What is needed: Look through the material below, count the lines containing the word "marker", and state only the count.

== Input

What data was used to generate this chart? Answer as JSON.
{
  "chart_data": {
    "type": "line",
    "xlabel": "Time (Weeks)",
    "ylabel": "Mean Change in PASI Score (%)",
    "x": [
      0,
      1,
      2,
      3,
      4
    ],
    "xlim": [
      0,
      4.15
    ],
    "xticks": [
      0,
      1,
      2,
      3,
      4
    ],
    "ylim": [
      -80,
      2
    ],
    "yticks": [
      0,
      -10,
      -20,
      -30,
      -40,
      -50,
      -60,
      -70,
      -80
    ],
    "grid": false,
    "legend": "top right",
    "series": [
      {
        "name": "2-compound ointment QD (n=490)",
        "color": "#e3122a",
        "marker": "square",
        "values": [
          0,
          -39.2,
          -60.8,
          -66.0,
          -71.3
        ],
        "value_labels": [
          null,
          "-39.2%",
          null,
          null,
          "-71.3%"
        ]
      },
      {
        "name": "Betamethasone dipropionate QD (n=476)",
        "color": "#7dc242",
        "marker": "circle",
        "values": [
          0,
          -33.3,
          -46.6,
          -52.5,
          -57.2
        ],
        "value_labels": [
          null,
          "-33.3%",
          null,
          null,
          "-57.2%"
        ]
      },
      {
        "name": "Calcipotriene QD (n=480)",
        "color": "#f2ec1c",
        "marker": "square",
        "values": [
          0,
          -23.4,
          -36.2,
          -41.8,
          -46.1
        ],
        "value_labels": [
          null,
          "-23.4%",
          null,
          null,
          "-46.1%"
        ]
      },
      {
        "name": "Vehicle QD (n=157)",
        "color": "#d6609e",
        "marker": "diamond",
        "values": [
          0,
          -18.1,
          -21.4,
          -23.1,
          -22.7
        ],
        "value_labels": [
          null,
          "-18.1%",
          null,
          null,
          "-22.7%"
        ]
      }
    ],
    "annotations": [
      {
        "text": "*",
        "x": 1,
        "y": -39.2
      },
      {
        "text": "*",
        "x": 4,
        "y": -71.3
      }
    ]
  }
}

====

Solution below: 4